*What the exercise asks*
Omit all images, then return the remaining material exactly as it stands.

## Start Records for processing

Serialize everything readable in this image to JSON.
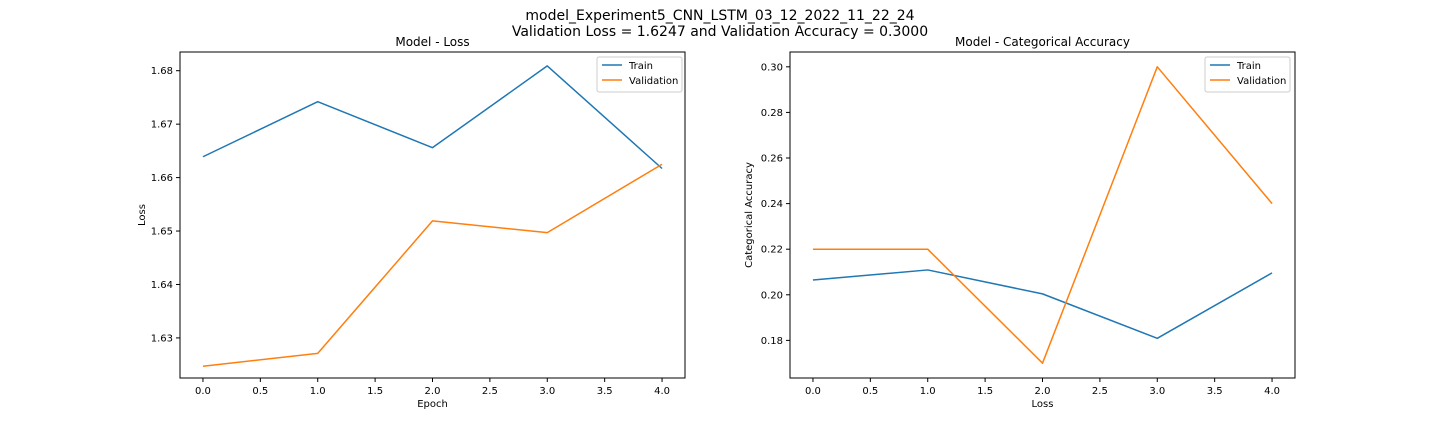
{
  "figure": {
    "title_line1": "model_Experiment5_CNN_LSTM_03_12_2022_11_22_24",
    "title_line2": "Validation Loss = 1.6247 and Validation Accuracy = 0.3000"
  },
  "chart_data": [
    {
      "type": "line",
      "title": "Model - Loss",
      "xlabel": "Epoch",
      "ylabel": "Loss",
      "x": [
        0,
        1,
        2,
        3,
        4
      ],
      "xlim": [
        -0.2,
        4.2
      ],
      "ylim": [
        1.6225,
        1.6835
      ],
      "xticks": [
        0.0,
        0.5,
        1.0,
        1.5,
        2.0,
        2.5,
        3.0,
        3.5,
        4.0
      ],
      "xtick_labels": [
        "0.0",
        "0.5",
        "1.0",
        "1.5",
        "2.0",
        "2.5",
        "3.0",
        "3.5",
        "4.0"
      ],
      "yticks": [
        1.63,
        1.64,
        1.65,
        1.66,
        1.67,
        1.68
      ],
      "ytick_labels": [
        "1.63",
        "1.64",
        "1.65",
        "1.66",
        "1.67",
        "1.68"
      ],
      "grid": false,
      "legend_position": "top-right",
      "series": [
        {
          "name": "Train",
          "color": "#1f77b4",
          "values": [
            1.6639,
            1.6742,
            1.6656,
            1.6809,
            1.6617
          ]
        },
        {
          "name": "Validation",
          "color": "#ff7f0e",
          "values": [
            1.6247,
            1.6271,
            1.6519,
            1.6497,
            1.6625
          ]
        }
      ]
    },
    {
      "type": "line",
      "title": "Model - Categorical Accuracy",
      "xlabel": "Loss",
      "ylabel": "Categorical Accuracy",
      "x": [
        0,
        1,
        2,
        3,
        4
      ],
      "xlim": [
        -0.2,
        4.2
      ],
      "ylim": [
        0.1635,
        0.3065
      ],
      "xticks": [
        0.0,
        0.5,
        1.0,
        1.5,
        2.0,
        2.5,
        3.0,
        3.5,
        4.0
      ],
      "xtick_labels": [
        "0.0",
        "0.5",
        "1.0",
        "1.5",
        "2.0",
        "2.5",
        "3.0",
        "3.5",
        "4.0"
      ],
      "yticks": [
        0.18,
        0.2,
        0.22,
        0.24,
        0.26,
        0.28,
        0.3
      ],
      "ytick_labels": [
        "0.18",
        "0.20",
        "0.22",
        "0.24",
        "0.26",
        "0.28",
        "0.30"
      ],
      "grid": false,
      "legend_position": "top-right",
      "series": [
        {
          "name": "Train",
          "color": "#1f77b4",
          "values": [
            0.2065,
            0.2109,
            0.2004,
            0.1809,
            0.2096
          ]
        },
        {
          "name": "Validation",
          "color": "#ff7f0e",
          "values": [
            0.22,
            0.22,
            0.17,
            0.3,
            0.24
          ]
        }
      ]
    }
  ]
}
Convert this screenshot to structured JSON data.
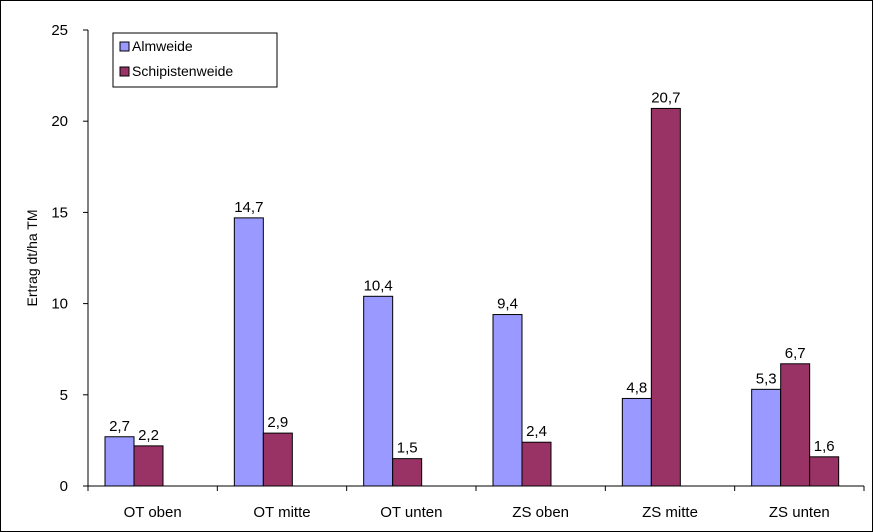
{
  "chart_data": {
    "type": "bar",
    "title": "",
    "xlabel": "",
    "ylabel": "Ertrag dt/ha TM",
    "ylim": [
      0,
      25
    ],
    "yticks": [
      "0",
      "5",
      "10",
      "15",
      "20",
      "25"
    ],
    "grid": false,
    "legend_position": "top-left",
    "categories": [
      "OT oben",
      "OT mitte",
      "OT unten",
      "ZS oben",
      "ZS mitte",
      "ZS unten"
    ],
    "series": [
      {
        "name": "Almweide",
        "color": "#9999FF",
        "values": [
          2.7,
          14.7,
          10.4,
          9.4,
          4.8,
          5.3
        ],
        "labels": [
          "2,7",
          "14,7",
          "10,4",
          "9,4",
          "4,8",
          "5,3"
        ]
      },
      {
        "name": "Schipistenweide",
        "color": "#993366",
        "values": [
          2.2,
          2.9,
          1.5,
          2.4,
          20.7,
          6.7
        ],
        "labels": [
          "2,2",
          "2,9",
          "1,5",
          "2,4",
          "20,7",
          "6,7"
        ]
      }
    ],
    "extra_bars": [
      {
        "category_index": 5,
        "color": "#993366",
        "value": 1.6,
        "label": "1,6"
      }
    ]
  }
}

## End Records for processing

*Output below*
Serialize everything readable in this image to JSON.
{
  "figure": {
    "title_line1": "model_Experiment5_CNN_LSTM_03_12_2022_11_22_24",
    "title_line2": "Validation Loss = 1.6247 and Validation Accuracy = 0.3000"
  },
  "chart_data": [
    {
      "type": "line",
      "title": "Model - Loss",
      "xlabel": "Epoch",
      "ylabel": "Loss",
      "x": [
        0,
        1,
        2,
        3,
        4
      ],
      "xlim": [
        -0.2,
        4.2
      ],
      "ylim": [
        1.6225,
        1.6835
      ],
      "xticks": [
        0.0,
        0.5,
        1.0,
        1.5,
        2.0,
        2.5,
        3.0,
        3.5,
        4.0
      ],
      "xtick_labels": [
        "0.0",
        "0.5",
        "1.0",
        "1.5",
        "2.0",
        "2.5",
        "3.0",
        "3.5",
        "4.0"
      ],
      "yticks": [
        1.63,
        1.64,
        1.65,
        1.66,
        1.67,
        1.68
      ],
      "ytick_labels": [
        "1.63",
        "1.64",
        "1.65",
        "1.66",
        "1.67",
        "1.68"
      ],
      "grid": false,
      "legend_position": "top-right",
      "series": [
        {
          "name": "Train",
          "color": "#1f77b4",
          "values": [
            1.6639,
            1.6742,
            1.6656,
            1.6809,
            1.6617
          ]
        },
        {
          "name": "Validation",
          "color": "#ff7f0e",
          "values": [
            1.6247,
            1.6271,
            1.6519,
            1.6497,
            1.6625
          ]
        }
      ]
    },
    {
      "type": "line",
      "title": "Model - Categorical Accuracy",
      "xlabel": "Loss",
      "ylabel": "Categorical Accuracy",
      "x": [
        0,
        1,
        2,
        3,
        4
      ],
      "xlim": [
        -0.2,
        4.2
      ],
      "ylim": [
        0.1635,
        0.3065
      ],
      "xticks": [
        0.0,
        0.5,
        1.0,
        1.5,
        2.0,
        2.5,
        3.0,
        3.5,
        4.0
      ],
      "xtick_labels": [
        "0.0",
        "0.5",
        "1.0",
        "1.5",
        "2.0",
        "2.5",
        "3.0",
        "3.5",
        "4.0"
      ],
      "yticks": [
        0.18,
        0.2,
        0.22,
        0.24,
        0.26,
        0.28,
        0.3
      ],
      "ytick_labels": [
        "0.18",
        "0.20",
        "0.22",
        "0.24",
        "0.26",
        "0.28",
        "0.30"
      ],
      "grid": false,
      "legend_position": "top-right",
      "series": [
        {
          "name": "Train",
          "color": "#1f77b4",
          "values": [
            0.2065,
            0.2109,
            0.2004,
            0.1809,
            0.2096
          ]
        },
        {
          "name": "Validation",
          "color": "#ff7f0e",
          "values": [
            0.22,
            0.22,
            0.17,
            0.3,
            0.24
          ]
        }
      ]
    }
  ]
}
Convert this screenshot to structured JSON data.
{
  "chart_data": {
    "type": "bar",
    "title": "",
    "xlabel": "",
    "ylabel": "Ertrag dt/ha TM",
    "ylim": [
      0,
      25
    ],
    "yticks": [
      "0",
      "5",
      "10",
      "15",
      "20",
      "25"
    ],
    "grid": false,
    "legend_position": "top-left",
    "categories": [
      "OT oben",
      "OT mitte",
      "OT unten",
      "ZS oben",
      "ZS mitte",
      "ZS unten"
    ],
    "series": [
      {
        "name": "Almweide",
        "color": "#9999FF",
        "values": [
          2.7,
          14.7,
          10.4,
          9.4,
          4.8,
          5.3
        ],
        "labels": [
          "2,7",
          "14,7",
          "10,4",
          "9,4",
          "4,8",
          "5,3"
        ]
      },
      {
        "name": "Schipistenweide",
        "color": "#993366",
        "values": [
          2.2,
          2.9,
          1.5,
          2.4,
          20.7,
          6.7
        ],
        "labels": [
          "2,2",
          "2,9",
          "1,5",
          "2,4",
          "20,7",
          "6,7"
        ]
      }
    ],
    "extra_bars": [
      {
        "category_index": 5,
        "color": "#993366",
        "value": 1.6,
        "label": "1,6"
      }
    ]
  }
}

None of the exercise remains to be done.